**Objective**
Below are some records; reproduce every one of them exactly.

**Dataset excerpts**
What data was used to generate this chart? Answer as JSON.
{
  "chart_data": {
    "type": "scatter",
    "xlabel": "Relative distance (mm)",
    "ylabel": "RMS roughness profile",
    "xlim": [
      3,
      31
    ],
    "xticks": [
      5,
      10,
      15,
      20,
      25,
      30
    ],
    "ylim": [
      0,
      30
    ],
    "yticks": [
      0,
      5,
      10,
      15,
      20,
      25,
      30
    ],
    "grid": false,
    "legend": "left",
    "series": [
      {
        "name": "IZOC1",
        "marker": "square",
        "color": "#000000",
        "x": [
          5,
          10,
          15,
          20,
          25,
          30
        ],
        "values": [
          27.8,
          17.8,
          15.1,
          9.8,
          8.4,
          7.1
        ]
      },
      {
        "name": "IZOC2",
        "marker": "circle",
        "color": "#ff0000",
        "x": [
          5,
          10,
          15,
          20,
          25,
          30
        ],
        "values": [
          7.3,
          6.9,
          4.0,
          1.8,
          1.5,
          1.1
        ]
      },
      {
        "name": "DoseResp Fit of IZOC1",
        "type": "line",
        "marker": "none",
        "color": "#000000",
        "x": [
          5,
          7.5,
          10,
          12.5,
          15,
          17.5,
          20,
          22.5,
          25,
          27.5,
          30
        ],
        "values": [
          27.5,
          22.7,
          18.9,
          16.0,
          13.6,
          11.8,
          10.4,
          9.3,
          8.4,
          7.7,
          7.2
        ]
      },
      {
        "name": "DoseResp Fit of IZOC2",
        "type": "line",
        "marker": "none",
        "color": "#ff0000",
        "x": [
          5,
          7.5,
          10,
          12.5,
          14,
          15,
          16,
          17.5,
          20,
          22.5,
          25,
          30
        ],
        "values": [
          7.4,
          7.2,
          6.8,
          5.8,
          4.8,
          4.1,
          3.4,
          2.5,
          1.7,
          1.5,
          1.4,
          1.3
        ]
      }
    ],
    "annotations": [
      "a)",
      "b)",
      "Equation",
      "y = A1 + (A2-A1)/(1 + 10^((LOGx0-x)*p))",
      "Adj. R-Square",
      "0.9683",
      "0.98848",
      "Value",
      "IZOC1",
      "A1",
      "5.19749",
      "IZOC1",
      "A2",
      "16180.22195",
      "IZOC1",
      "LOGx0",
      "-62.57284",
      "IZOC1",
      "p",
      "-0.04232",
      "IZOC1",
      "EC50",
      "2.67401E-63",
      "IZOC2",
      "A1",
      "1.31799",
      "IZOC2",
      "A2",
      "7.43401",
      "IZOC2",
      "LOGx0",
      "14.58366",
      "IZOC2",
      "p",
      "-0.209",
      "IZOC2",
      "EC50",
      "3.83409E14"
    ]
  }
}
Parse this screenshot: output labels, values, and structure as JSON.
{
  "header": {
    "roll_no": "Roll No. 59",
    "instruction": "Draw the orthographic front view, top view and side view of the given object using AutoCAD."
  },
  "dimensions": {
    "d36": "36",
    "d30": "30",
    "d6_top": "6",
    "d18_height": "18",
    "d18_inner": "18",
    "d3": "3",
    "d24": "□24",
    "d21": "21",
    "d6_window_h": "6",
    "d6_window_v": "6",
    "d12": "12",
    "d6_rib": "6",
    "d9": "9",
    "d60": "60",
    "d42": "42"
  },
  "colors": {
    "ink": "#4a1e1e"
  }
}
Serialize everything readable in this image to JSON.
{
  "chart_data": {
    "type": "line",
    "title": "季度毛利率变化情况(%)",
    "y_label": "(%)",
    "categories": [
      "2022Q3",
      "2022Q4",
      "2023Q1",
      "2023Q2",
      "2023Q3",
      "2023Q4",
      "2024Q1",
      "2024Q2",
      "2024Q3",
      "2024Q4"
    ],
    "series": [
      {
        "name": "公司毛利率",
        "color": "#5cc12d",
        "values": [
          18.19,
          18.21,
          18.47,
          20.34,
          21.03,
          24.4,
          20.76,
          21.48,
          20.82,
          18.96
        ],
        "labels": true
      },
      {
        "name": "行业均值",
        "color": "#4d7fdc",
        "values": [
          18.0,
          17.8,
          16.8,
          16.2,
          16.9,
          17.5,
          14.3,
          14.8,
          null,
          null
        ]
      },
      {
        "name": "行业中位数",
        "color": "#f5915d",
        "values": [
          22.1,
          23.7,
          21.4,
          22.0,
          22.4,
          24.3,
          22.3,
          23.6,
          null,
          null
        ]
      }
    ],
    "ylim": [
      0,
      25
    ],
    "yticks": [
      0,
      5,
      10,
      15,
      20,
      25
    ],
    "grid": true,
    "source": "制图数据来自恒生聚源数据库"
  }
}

**Response to the exercise**
What data was used to generate this chart? Answer as JSON.
{
  "chart_data": {
    "type": "scatter",
    "xlabel": "Relative distance (mm)",
    "ylabel": "RMS roughness profile",
    "xlim": [
      3,
      31
    ],
    "xticks": [
      5,
      10,
      15,
      20,
      25,
      30
    ],
    "ylim": [
      0,
      30
    ],
    "yticks": [
      0,
      5,
      10,
      15,
      20,
      25,
      30
    ],
    "grid": false,
    "legend": "left",
    "series": [
      {
        "name": "IZOC1",
        "marker": "square",
        "color": "#000000",
        "x": [
          5,
          10,
          15,
          20,
          25,
          30
        ],
        "values": [
          27.8,
          17.8,
          15.1,
          9.8,
          8.4,
          7.1
        ]
      },
      {
        "name": "IZOC2",
        "marker": "circle",
        "color": "#ff0000",
        "x": [
          5,
          10,
          15,
          20,
          25,
          30
        ],
        "values": [
          7.3,
          6.9,
          4.0,
          1.8,
          1.5,
          1.1
        ]
      },
      {
        "name": "DoseResp Fit of IZOC1",
        "type": "line",
        "marker": "none",
        "color": "#000000",
        "x": [
          5,
          7.5,
          10,
          12.5,
          15,
          17.5,
          20,
          22.5,
          25,
          27.5,
          30
        ],
        "values": [
          27.5,
          22.7,
          18.9,
          16.0,
          13.6,
          11.8,
          10.4,
          9.3,
          8.4,
          7.7,
          7.2
        ]
      },
      {
        "name": "DoseResp Fit of IZOC2",
        "type": "line",
        "marker": "none",
        "color": "#ff0000",
        "x": [
          5,
          7.5,
          10,
          12.5,
          14,
          15,
          16,
          17.5,
          20,
          22.5,
          25,
          30
        ],
        "values": [
          7.4,
          7.2,
          6.8,
          5.8,
          4.8,
          4.1,
          3.4,
          2.5,
          1.7,
          1.5,
          1.4,
          1.3
        ]
      }
    ],
    "annotations": [
      "a)",
      "b)",
      "Equation",
      "y = A1 + (A2-A1)/(1 + 10^((LOGx0-x)*p))",
      "Adj. R-Square",
      "0.9683",
      "0.98848",
      "Value",
      "IZOC1",
      "A1",
      "5.19749",
      "IZOC1",
      "A2",
      "16180.22195",
      "IZOC1",
      "LOGx0",
      "-62.57284",
      "IZOC1",
      "p",
      "-0.04232",
      "IZOC1",
      "EC50",
      "2.67401E-63",
      "IZOC2",
      "A1",
      "1.31799",
      "IZOC2",
      "A2",
      "7.43401",
      "IZOC2",
      "LOGx0",
      "14.58366",
      "IZOC2",
      "p",
      "-0.209",
      "IZOC2",
      "EC50",
      "3.83409E14"
    ]
  }
}
Parse this screenshot: output labels, values, and structure as JSON.
{
  "header": {
    "roll_no": "Roll No. 59",
    "instruction": "Draw the orthographic front view, top view and side view of the given object using AutoCAD."
  },
  "dimensions": {
    "d36": "36",
    "d30": "30",
    "d6_top": "6",
    "d18_height": "18",
    "d18_inner": "18",
    "d3": "3",
    "d24": "□24",
    "d21": "21",
    "d6_window_h": "6",
    "d6_window_v": "6",
    "d12": "12",
    "d6_rib": "6",
    "d9": "9",
    "d60": "60",
    "d42": "42"
  },
  "colors": {
    "ink": "#4a1e1e"
  }
}
Serialize everything readable in this image to JSON.
{
  "chart_data": {
    "type": "line",
    "title": "季度毛利率变化情况(%)",
    "y_label": "(%)",
    "categories": [
      "2022Q3",
      "2022Q4",
      "2023Q1",
      "2023Q2",
      "2023Q3",
      "2023Q4",
      "2024Q1",
      "2024Q2",
      "2024Q3",
      "2024Q4"
    ],
    "series": [
      {
        "name": "公司毛利率",
        "color": "#5cc12d",
        "values": [
          18.19,
          18.21,
          18.47,
          20.34,
          21.03,
          24.4,
          20.76,
          21.48,
          20.82,
          18.96
        ],
        "labels": true
      },
      {
        "name": "行业均值",
        "color": "#4d7fdc",
        "values": [
          18.0,
          17.8,
          16.8,
          16.2,
          16.9,
          17.5,
          14.3,
          14.8,
          null,
          null
        ]
      },
      {
        "name": "行业中位数",
        "color": "#f5915d",
        "values": [
          22.1,
          23.7,
          21.4,
          22.0,
          22.4,
          24.3,
          22.3,
          23.6,
          null,
          null
        ]
      }
    ],
    "ylim": [
      0,
      25
    ],
    "yticks": [
      0,
      5,
      10,
      15,
      20,
      25
    ],
    "grid": true,
    "source": "制图数据来自恒生聚源数据库"
  }
}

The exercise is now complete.